## [THE RECORDS]
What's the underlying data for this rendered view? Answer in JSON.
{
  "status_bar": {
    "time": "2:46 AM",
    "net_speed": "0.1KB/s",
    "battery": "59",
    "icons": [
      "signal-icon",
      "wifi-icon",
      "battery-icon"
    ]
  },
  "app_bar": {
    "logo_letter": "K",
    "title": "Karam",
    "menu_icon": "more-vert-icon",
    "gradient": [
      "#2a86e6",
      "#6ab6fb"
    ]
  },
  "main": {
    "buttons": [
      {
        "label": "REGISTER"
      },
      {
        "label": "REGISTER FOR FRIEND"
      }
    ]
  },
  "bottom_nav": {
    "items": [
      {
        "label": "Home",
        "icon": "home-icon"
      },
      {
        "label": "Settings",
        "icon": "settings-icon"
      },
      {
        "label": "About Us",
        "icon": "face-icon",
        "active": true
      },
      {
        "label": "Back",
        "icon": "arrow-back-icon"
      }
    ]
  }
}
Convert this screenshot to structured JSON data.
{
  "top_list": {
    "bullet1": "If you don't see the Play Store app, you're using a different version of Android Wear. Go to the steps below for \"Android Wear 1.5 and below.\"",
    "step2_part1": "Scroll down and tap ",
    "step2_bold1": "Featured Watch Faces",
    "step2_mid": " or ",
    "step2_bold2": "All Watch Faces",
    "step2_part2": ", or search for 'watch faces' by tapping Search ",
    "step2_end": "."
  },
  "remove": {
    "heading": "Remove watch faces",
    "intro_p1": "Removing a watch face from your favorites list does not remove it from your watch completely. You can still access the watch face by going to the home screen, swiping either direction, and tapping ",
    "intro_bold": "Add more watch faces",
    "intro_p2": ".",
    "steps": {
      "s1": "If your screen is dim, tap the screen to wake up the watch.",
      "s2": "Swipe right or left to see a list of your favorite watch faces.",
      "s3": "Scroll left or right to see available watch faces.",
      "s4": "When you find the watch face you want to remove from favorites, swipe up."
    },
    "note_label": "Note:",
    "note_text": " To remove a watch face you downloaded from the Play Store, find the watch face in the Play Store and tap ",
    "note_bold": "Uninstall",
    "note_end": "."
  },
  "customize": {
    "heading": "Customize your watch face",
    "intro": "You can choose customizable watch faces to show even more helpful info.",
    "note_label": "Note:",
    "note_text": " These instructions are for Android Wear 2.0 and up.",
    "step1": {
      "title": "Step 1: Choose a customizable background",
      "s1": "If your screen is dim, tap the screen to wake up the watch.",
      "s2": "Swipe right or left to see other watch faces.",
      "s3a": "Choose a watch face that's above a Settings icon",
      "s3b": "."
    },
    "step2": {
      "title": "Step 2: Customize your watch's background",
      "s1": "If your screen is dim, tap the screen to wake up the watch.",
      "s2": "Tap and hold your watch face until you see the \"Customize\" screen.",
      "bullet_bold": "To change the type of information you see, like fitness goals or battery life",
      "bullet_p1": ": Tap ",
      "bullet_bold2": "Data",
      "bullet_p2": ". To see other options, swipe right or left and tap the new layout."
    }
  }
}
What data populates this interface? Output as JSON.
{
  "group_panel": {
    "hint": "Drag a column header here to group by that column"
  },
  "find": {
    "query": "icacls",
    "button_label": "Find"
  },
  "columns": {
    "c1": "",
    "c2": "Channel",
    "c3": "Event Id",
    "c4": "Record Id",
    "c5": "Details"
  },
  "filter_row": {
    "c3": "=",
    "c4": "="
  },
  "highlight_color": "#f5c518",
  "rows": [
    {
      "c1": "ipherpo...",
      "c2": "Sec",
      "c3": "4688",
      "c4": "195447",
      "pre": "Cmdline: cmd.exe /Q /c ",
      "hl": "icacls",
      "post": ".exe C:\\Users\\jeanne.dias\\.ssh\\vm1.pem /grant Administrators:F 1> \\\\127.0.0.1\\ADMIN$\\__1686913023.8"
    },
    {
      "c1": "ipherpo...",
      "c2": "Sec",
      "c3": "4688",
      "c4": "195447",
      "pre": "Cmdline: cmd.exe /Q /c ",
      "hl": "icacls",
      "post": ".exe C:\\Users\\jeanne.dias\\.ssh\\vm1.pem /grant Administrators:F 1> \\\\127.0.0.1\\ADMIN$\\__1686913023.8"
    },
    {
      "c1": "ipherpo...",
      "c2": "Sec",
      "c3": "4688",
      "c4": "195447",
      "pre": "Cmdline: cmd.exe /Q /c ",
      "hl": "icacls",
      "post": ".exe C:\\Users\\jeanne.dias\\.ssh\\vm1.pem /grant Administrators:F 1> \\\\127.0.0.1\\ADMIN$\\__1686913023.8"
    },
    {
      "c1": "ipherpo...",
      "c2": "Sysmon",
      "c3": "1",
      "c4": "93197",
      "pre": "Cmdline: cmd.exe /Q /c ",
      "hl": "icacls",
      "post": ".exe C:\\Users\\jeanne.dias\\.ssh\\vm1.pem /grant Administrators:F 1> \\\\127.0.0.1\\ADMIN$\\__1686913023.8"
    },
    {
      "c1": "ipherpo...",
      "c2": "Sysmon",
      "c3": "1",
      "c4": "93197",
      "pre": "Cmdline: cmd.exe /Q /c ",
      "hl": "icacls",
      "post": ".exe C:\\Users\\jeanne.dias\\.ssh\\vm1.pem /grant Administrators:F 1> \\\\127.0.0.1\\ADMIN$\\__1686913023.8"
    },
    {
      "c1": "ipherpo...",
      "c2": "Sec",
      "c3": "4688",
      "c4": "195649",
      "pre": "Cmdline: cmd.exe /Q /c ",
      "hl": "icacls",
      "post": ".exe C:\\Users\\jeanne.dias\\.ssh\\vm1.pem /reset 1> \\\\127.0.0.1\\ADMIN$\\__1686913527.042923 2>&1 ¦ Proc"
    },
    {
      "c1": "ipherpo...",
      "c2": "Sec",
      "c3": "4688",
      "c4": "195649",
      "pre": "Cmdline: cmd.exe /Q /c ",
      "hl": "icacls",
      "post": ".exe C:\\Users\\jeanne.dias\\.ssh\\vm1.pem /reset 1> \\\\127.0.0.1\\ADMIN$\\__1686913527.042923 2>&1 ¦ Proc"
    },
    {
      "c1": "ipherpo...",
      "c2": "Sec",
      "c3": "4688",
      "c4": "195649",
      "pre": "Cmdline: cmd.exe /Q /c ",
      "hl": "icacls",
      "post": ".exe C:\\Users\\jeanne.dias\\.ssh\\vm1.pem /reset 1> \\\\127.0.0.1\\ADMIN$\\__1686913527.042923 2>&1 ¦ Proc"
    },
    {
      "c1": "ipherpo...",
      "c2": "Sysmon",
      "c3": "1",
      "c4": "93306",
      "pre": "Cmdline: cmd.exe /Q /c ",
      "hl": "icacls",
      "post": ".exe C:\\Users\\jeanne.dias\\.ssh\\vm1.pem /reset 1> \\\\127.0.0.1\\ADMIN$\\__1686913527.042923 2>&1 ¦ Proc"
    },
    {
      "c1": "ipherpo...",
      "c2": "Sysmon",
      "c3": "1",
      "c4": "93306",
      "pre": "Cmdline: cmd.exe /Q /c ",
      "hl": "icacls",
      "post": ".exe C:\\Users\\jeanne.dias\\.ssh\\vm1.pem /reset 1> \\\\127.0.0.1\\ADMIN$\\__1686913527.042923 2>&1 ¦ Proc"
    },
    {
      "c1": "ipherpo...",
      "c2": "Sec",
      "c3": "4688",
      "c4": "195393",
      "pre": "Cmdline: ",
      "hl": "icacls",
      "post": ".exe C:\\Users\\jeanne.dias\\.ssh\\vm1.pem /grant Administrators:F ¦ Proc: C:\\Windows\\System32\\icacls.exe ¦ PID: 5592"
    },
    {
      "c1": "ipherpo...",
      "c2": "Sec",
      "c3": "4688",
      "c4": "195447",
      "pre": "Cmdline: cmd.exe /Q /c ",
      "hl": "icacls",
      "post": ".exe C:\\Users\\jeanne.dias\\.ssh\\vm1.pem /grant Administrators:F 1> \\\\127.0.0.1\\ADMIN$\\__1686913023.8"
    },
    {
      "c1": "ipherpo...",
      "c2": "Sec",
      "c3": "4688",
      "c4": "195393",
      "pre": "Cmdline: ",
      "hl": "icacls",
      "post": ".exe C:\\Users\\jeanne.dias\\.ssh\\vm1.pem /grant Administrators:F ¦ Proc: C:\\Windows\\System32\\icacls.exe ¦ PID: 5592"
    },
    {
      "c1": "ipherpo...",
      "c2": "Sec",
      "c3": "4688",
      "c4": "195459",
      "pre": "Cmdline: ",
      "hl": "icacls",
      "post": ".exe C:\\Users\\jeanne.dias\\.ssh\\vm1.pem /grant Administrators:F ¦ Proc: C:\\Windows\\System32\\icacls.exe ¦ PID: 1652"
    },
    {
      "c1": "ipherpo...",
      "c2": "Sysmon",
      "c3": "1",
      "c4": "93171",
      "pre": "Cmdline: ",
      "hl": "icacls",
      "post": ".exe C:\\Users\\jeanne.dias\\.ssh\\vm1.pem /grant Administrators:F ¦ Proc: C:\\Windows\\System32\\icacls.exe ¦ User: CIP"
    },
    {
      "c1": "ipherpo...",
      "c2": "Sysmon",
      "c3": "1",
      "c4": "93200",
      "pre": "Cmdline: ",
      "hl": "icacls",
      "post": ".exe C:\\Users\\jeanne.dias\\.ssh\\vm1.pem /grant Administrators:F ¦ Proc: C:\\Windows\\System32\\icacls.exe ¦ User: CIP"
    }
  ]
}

## [THE REQUEST]
Find "steps". Copy every line it occurs in.

## [EXERCISE RESPONSE]
    "bullet1": "If you don't see the Play Store app, you're using a different version of Android Wear. Go to the steps below for \"Android Wear 1.5 and below.\"",
    "steps": {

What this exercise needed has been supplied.